Exercise objective: Nothing should be left out: output all of the entries exactly.
+++
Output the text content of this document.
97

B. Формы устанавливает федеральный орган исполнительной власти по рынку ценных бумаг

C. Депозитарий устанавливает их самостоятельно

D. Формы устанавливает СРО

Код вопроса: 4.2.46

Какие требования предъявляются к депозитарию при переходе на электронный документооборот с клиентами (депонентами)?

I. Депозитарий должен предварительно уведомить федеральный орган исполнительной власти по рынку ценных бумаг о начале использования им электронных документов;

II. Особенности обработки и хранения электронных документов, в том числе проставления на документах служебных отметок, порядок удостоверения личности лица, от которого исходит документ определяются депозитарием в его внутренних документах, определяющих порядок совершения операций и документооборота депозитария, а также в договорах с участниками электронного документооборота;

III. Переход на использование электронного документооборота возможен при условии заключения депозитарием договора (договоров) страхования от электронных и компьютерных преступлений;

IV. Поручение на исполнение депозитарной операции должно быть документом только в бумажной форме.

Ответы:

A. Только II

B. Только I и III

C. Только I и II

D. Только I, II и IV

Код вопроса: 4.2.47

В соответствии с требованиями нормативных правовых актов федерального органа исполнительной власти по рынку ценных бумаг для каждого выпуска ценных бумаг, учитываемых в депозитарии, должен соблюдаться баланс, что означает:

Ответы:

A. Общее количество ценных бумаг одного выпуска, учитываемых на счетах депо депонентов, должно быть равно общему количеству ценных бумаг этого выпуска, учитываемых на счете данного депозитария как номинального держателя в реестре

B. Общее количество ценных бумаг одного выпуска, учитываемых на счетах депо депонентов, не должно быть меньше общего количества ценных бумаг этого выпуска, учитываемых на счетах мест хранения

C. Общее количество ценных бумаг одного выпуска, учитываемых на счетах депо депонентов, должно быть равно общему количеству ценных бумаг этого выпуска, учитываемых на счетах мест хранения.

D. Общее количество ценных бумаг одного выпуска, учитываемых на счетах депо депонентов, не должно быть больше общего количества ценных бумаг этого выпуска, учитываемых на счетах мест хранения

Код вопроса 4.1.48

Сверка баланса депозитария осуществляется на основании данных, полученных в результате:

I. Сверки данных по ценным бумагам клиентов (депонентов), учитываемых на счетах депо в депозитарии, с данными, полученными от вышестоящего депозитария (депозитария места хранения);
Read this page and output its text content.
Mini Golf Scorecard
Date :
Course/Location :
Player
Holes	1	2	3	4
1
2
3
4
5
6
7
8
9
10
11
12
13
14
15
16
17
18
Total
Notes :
+++
Result of the exercise:
Output the text content of this document.
97

B. Формы устанавливает федеральный орган исполнительной власти по рынку ценных бумаг

C. Депозитарий устанавливает их самостоятельно

D. Формы устанавливает СРО

Код вопроса: 4.2.46

Какие требования предъявляются к депозитарию при переходе на электронный документооборот с клиентами (депонентами)?

I. Депозитарий должен предварительно уведомить федеральный орган исполнительной власти по рынку ценных бумаг о начале использования им электронных документов;

II. Особенности обработки и хранения электронных документов, в том числе проставления на документах служебных отметок, порядок удостоверения личности лица, от которого исходит документ определяются депозитарием в его внутренних документах, определяющих порядок совершения операций и документооборота депозитария, а также в договорах с участниками электронного документооборота;

III. Переход на использование электронного документооборота возможен при условии заключения депозитарием договора (договоров) страхования от электронных и компьютерных преступлений;

IV. Поручение на исполнение депозитарной операции должно быть документом только в бумажной форме.

Ответы:

A. Только II

B. Только I и III

C. Только I и II

D. Только I, II и IV

Код вопроса: 4.2.47

В соответствии с требованиями нормативных правовых актов федерального органа исполнительной власти по рынку ценных бумаг для каждого выпуска ценных бумаг, учитываемых в депозитарии, должен соблюдаться баланс, что означает:

Ответы:

A. Общее количество ценных бумаг одного выпуска, учитываемых на счетах депо депонентов, должно быть равно общему количеству ценных бумаг этого выпуска, учитываемых на счете данного депозитария как номинального держателя в реестре

B. Общее количество ценных бумаг одного выпуска, учитываемых на счетах депо депонентов, не должно быть меньше общего количества ценных бумаг этого выпуска, учитываемых на счетах мест хранения

C. Общее количество ценных бумаг одного выпуска, учитываемых на счетах депо депонентов, должно быть равно общему количеству ценных бумаг этого выпуска, учитываемых на счетах мест хранения.

D. Общее количество ценных бумаг одного выпуска, учитываемых на счетах депо депонентов, не должно быть больше общего количества ценных бумаг этого выпуска, учитываемых на счетах мест хранения

Код вопроса 4.1.48

Сверка баланса депозитария осуществляется на основании данных, полученных в результате:

I. Сверки данных по ценным бумагам клиентов (депонентов), учитываемых на счетах депо в депозитарии, с данными, полученными от вышестоящего депозитария (депозитария места хранения);
Read this page and output its text content.
Mini Golf Scorecard
Date :
Course/Location :
Player
Holes	1	2	3	4
1
2
3
4
5
6
7
8
9
10
11
12
13
14
15
16
17
18
Total
Notes :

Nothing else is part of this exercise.